**What you have to do**
Extract, without any change, everything from the line containing "252, 356, 267]" down to the line containing "20, 700, 35]", and nothing else.

▬▬▬

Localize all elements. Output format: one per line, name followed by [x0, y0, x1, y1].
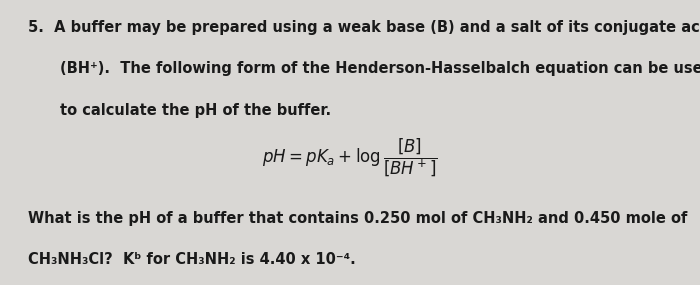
Text: CH₃NH₃Cl?  Kᵇ for CH₃NH₂ is 4.40 x 10⁻⁴.: CH₃NH₃Cl? Kᵇ for CH₃NH₂ is 4.40 x 10⁻⁴.	[28, 252, 356, 267]
Text: 5.  A buffer may be prepared using a weak base (B) and a salt of its conjugate a: 5. A buffer may be prepared using a weak…	[28, 20, 700, 35]
Text: What is the pH of a buffer that contains 0.250 mol of CH₃NH₂ and 0.450 mole of: What is the pH of a buffer that contains…	[28, 211, 687, 226]
Text: (BH⁺).  The following form of the Henderson-Hasselbalch equation can be used: (BH⁺). The following form of the Henders…	[60, 61, 700, 76]
Text: $\mathit{pH} = pK_a + \log\dfrac{[B]}{[BH^+]}$: $\mathit{pH} = pK_a + \log\dfrac{[B]}{[B…	[262, 137, 438, 179]
Text: to calculate the pH of the buffer.: to calculate the pH of the buffer.	[60, 103, 330, 118]
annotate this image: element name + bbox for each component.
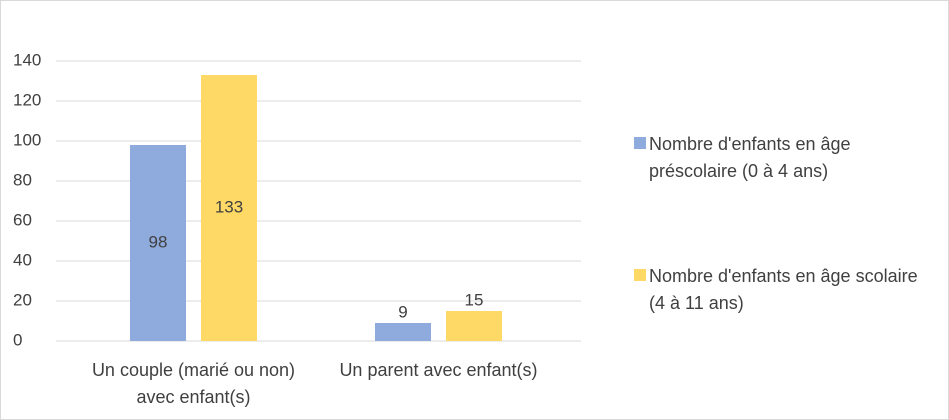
- y-tick-label: 40: [13, 250, 32, 269]
- bar: [130, 145, 186, 341]
- x-tick-label: Un couple (marié ou non) avec enfant(s): [91, 360, 296, 407]
- y-tick-label: 60: [13, 210, 32, 229]
- bar: [375, 323, 431, 341]
- y-tick-label: 20: [13, 290, 32, 309]
- y-tick-label: 120: [13, 90, 41, 109]
- y-tick-label: 100: [13, 130, 41, 149]
- data-label: 98: [149, 232, 168, 251]
- y-tick-label: 80: [13, 170, 32, 189]
- data-label: 133: [215, 197, 243, 216]
- legend-swatch: [634, 137, 646, 149]
- data-label: 9: [398, 302, 407, 321]
- y-tick-label: 0: [13, 330, 22, 349]
- data-label: 15: [465, 290, 484, 309]
- legend-label: Nombre d'enfants en âge scolaire (4 à 11…: [649, 266, 918, 313]
- y-tick-label: 140: [13, 50, 41, 69]
- bar: [446, 311, 502, 341]
- x-tick-label: Un parent avec enfant(s): [339, 360, 538, 380]
- bar: [201, 75, 257, 341]
- legend-label: Nombre d'enfants en âge préscolaire (0 à…: [649, 134, 851, 181]
- legend-swatch: [634, 269, 646, 281]
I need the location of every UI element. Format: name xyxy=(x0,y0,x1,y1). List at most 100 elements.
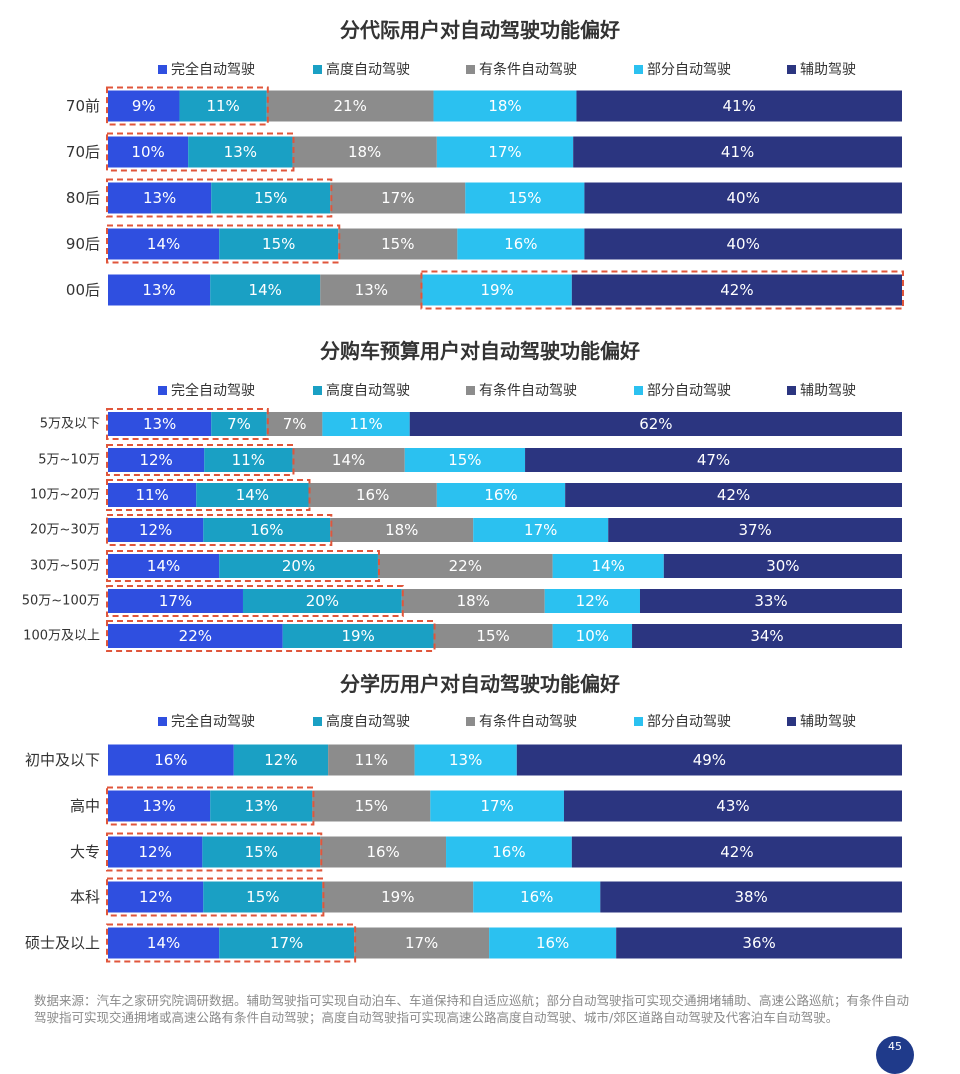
bar-segment xyxy=(422,274,572,306)
data-label: 16% xyxy=(484,486,517,504)
data-label: 21% xyxy=(333,97,366,115)
data-label: 14% xyxy=(147,934,180,952)
bar-segment xyxy=(433,90,577,122)
legend-swatch xyxy=(466,65,475,74)
bar-segment xyxy=(576,90,902,122)
data-label: 20% xyxy=(306,592,339,610)
category-label: 10万~20万 xyxy=(30,488,100,503)
data-label: 13% xyxy=(449,751,482,769)
category-label: 5万~10万 xyxy=(38,453,100,468)
bar-segment xyxy=(108,228,220,260)
highlight-box xyxy=(106,620,436,652)
bar-segment xyxy=(516,744,902,776)
legend-label: 完全自动驾驶 xyxy=(171,713,255,730)
page-number-badge: 45 xyxy=(876,1036,914,1074)
charts-canvas: 分代际用户对自动驾驶功能偏好完全自动驾驶 高度自动驾驶 有条件自动驾驶 部分自动驾驶辅… xyxy=(22,18,904,963)
data-label: 41% xyxy=(721,143,754,161)
data-label: 37% xyxy=(738,521,771,539)
legend-label: 高度自动驾驶 xyxy=(326,61,410,78)
data-label: 15% xyxy=(476,627,509,645)
bar-segment xyxy=(377,554,553,578)
data-label: 18% xyxy=(457,592,490,610)
bar-segment xyxy=(409,412,902,436)
bar-segment xyxy=(210,790,313,822)
bar-segment xyxy=(436,483,566,507)
data-label: 14% xyxy=(332,451,365,469)
data-label: 42% xyxy=(717,486,750,504)
bar-segment xyxy=(433,624,553,648)
data-label: 12% xyxy=(139,888,172,906)
highlight-box xyxy=(106,479,311,511)
data-label: 22% xyxy=(449,557,482,575)
data-label: 16% xyxy=(504,235,537,253)
data-label: 12% xyxy=(139,451,172,469)
legend-swatch xyxy=(787,386,796,395)
legend-swatch xyxy=(466,386,475,395)
footnote: 数据来源：汽车之家研究院调研数据。辅助驾驶指可实现自动泊车、车道保持和自适应巡航… xyxy=(34,993,910,1025)
bar-segment xyxy=(571,836,902,868)
bar-segment xyxy=(573,136,902,168)
category-label: 30万~50万 xyxy=(30,559,100,574)
chart-title: 分代际用户对自动驾驶功能偏好 xyxy=(340,18,620,42)
data-label: 17% xyxy=(270,934,303,952)
data-label: 11% xyxy=(135,486,168,504)
legend-label: 部分自动驾驶 xyxy=(647,383,731,399)
data-label: 36% xyxy=(742,934,775,952)
highlight-box xyxy=(106,224,341,264)
bar-segment xyxy=(639,589,902,613)
bar-segment xyxy=(446,836,572,868)
bar-segment xyxy=(322,881,474,913)
data-label: 30% xyxy=(766,557,799,575)
legend-swatch xyxy=(466,717,475,726)
bar-segment xyxy=(282,624,434,648)
legend-label: 完全自动驾驶 xyxy=(171,382,255,399)
legend-label: 部分自动驾驶 xyxy=(647,62,731,78)
data-label: 15% xyxy=(448,451,481,469)
bar-segment xyxy=(108,744,234,776)
category-label: 初中及以下 xyxy=(25,751,100,769)
bar-segment xyxy=(108,412,212,436)
bar-segment xyxy=(584,182,902,214)
bar-segment xyxy=(308,483,437,507)
data-label: 14% xyxy=(592,557,625,575)
data-label: 13% xyxy=(142,797,175,815)
bar-segment xyxy=(632,624,902,648)
highlight-box xyxy=(106,178,333,218)
bar-segment xyxy=(600,881,902,913)
bar-segment xyxy=(108,518,204,542)
data-label: 34% xyxy=(750,627,783,645)
data-label: 12% xyxy=(138,843,171,861)
legend-label: 辅助驾驶 xyxy=(800,62,856,78)
legend-swatch xyxy=(634,717,643,726)
bar-segment xyxy=(312,790,431,822)
category-label: 80后 xyxy=(66,189,100,207)
bar-segment xyxy=(354,927,490,959)
bar-segment xyxy=(544,589,640,613)
bar-segment xyxy=(108,448,205,472)
data-label: 14% xyxy=(236,486,269,504)
highlight-box xyxy=(106,86,269,126)
data-label: 13% xyxy=(224,143,257,161)
data-label: 47% xyxy=(697,451,730,469)
data-label: 12% xyxy=(576,592,609,610)
data-label: 17% xyxy=(159,592,192,610)
bar-segment xyxy=(473,881,601,913)
highlight-box xyxy=(106,444,295,476)
data-label: 49% xyxy=(693,751,726,769)
data-label: 12% xyxy=(139,521,172,539)
legend-swatch xyxy=(634,386,643,395)
bar-segment xyxy=(108,274,211,306)
bar-segment xyxy=(489,927,617,959)
bar-segment xyxy=(108,624,283,648)
bar-segment xyxy=(457,228,585,260)
bar-segment xyxy=(320,274,423,306)
data-label: 17% xyxy=(381,189,414,207)
bar-segment xyxy=(608,518,902,542)
bar-segment xyxy=(233,744,329,776)
legend-label: 高度自动驾驶 xyxy=(326,713,410,730)
legend-swatch xyxy=(787,717,796,726)
data-label: 17% xyxy=(524,521,557,539)
bar-segment xyxy=(108,927,220,959)
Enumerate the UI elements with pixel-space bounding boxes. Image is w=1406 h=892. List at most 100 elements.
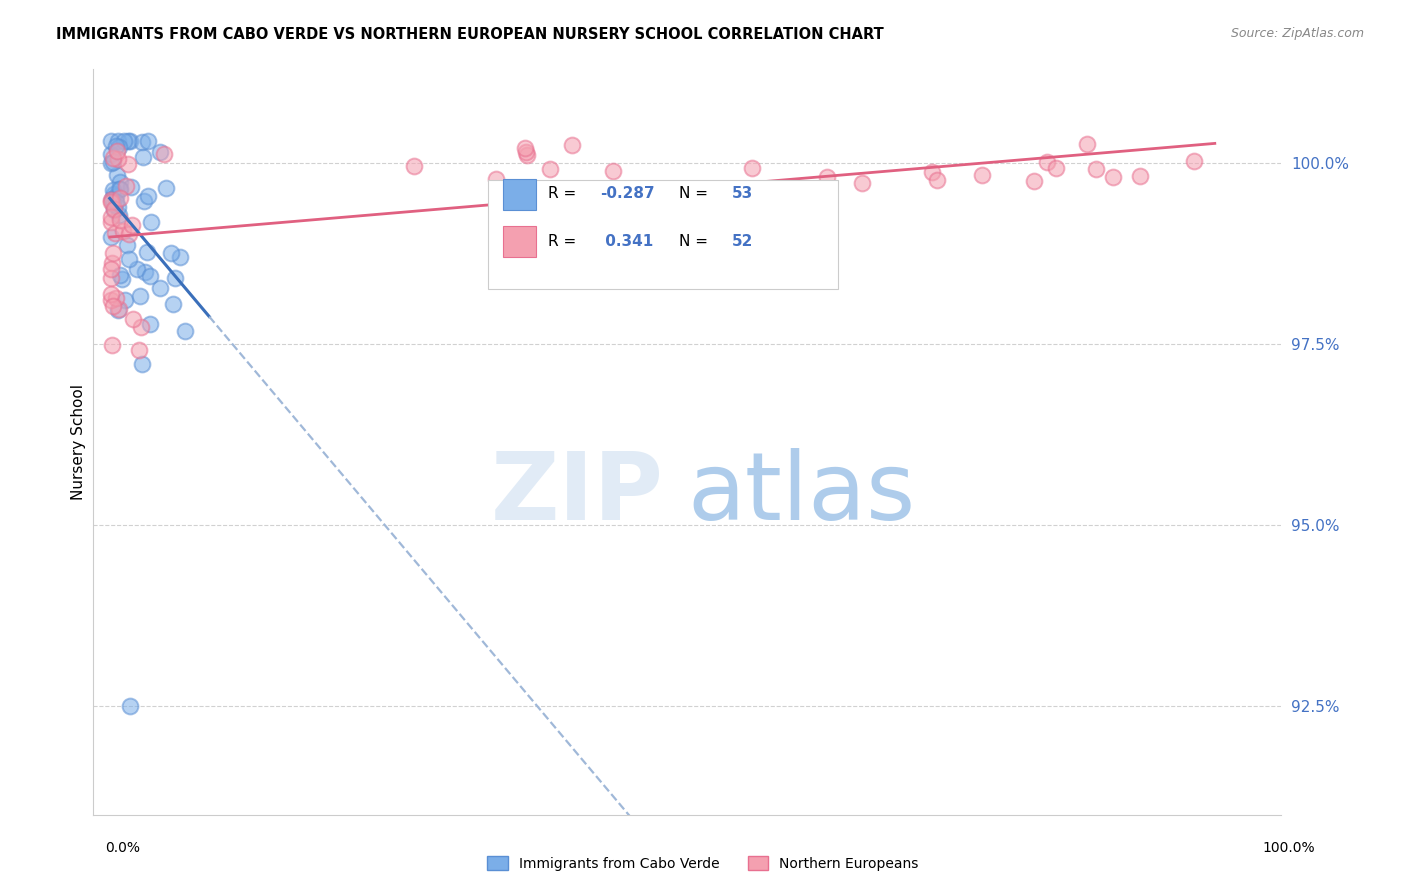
Point [101,151,124,165]
Point [132,194,155,208]
Point [103,300,125,314]
Legend: Immigrants from Cabo Verde, Northern Europeans: Immigrants from Cabo Verde, Northern Eur… [482,850,924,876]
Point [107,302,129,317]
Point [155,181,177,195]
Point [118,134,141,148]
Point [118,227,141,241]
Point [136,134,159,148]
Point [100,194,122,208]
Text: IMMIGRANTS FROM CABO VERDE VS NORTHERN EUROPEAN NURSERY SCHOOL CORRELATION CHART: IMMIGRANTS FROM CABO VERDE VS NORTHERN E… [56,27,884,42]
Point [134,265,156,279]
Point [105,144,128,158]
Point [538,161,561,176]
Point [100,210,122,224]
Point [515,145,537,160]
Text: N =: N = [679,234,713,249]
Y-axis label: Nursery School: Nursery School [72,384,86,500]
Point [107,201,129,215]
Point [1101,170,1123,185]
Point [121,311,143,326]
Point [1076,137,1098,152]
Point [169,250,191,264]
Point [103,202,125,216]
Point [115,238,138,252]
Point [136,244,159,259]
Point [125,261,148,276]
Text: 52: 52 [733,234,754,249]
Point [921,165,943,179]
Point [100,156,122,170]
Text: ZIP: ZIP [491,448,664,540]
Text: atlas: atlas [688,448,915,540]
Point [108,182,131,196]
Point [118,252,141,267]
Point [138,317,160,331]
Point [117,134,139,148]
Point [104,226,127,240]
Point [107,134,129,148]
Point [139,215,162,229]
Text: 0.341: 0.341 [600,234,654,249]
Point [118,698,141,713]
Point [160,246,183,260]
Point [1128,169,1150,183]
Point [100,215,122,229]
Text: 0.0%: 0.0% [105,841,141,855]
Point [107,303,129,318]
Point [100,256,122,270]
Point [110,268,132,282]
Point [111,272,134,286]
Point [115,179,138,194]
Point [120,180,142,194]
Point [131,150,153,164]
Point [100,338,122,352]
FancyBboxPatch shape [488,180,838,289]
Point [111,224,134,238]
Point [108,175,131,189]
Point [174,324,197,338]
Point [108,208,131,222]
Point [128,343,150,357]
Text: N =: N = [679,186,713,202]
Point [1035,154,1057,169]
Point [131,135,153,149]
Point [112,134,135,148]
Point [105,189,128,203]
Point [117,157,139,171]
Point [101,183,124,197]
FancyBboxPatch shape [503,179,536,211]
Point [131,357,153,371]
Point [149,145,172,159]
Point [1182,154,1205,169]
Point [103,196,125,211]
Point [103,245,125,260]
Point [1085,161,1108,176]
Point [100,293,122,308]
Point [515,148,537,162]
Text: Source: ZipAtlas.com: Source: ZipAtlas.com [1230,27,1364,40]
Text: R =: R = [548,234,581,249]
Point [741,161,763,175]
Text: 53: 53 [733,186,754,202]
Point [100,192,122,206]
Text: 100.0%: 100.0% [1263,841,1315,855]
Point [817,169,839,184]
Point [100,147,122,161]
Point [103,186,125,201]
Point [103,203,125,218]
Point [107,168,129,182]
Point [100,134,122,148]
Point [561,137,583,152]
Point [100,230,122,244]
Point [101,154,124,169]
Point [139,269,162,284]
Point [153,146,176,161]
Point [851,176,873,190]
Point [136,189,159,203]
FancyBboxPatch shape [503,226,536,257]
Point [515,141,537,155]
Point [927,173,949,187]
Point [108,191,131,205]
Point [972,169,994,183]
Point [100,262,122,277]
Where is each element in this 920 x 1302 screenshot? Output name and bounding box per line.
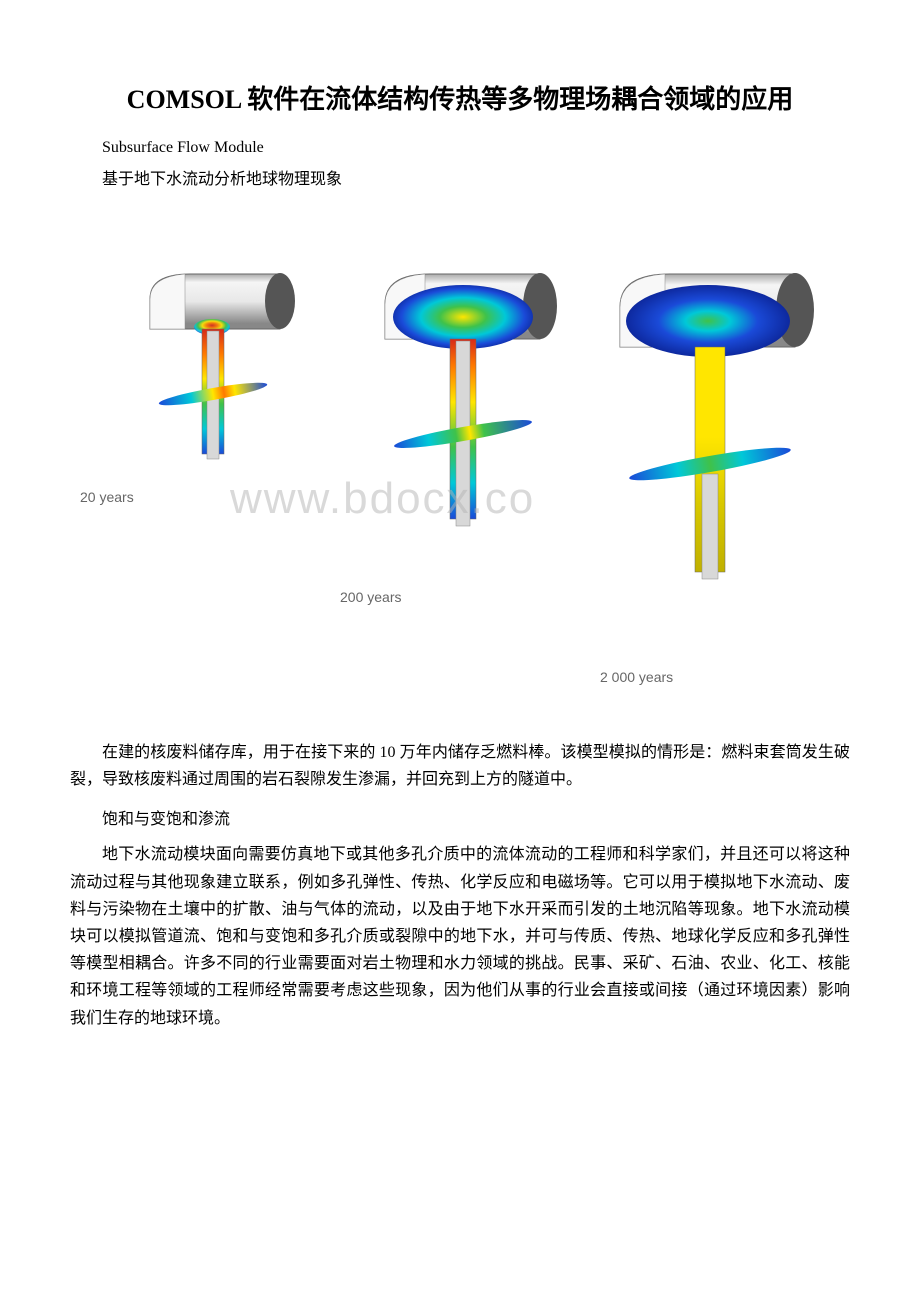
simulation-figure: 20 years 200 years 2 000 years www.bdocx… bbox=[70, 229, 850, 709]
sim-2000-years bbox=[580, 269, 840, 714]
section-heading: 饱和与变饱和渗流 bbox=[70, 805, 850, 829]
sim-20-years bbox=[120, 269, 320, 594]
figure-caption: 在建的核废料储存库，用于在接下来的 10 万年内储存乏燃料棒。该模型模拟的情形是… bbox=[70, 739, 850, 793]
page-title: COMSOL 软件在流体结构传热等多物理场耦合领域的应用 bbox=[70, 80, 850, 119]
body-paragraph: 地下水流动模块面向需要仿真地下或其他多孔介质中的流体流动的工程师和科学家们，并且… bbox=[70, 841, 850, 1031]
subtitle-chinese: 基于地下水流动分析地球物理现象 bbox=[70, 165, 850, 189]
label-200-years: 200 years bbox=[340, 589, 401, 605]
subtitle-english: Subsurface Flow Module bbox=[70, 139, 850, 157]
label-2000-years: 2 000 years bbox=[600, 669, 673, 685]
label-20-years: 20 years bbox=[80, 489, 134, 505]
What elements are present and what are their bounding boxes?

▬▬▬

**Output for this task**
Text: CH₃NH₃Cl?  Kᵇ for CH₃NH₂ is 4.40 x 10⁻⁴.: CH₃NH₃Cl? Kᵇ for CH₃NH₂ is 4.40 x 10⁻⁴.	[28, 252, 356, 267]
Text: 5.  A buffer may be prepared using a weak base (B) and a salt of its conjugate a: 5. A buffer may be prepared using a weak…	[28, 20, 700, 35]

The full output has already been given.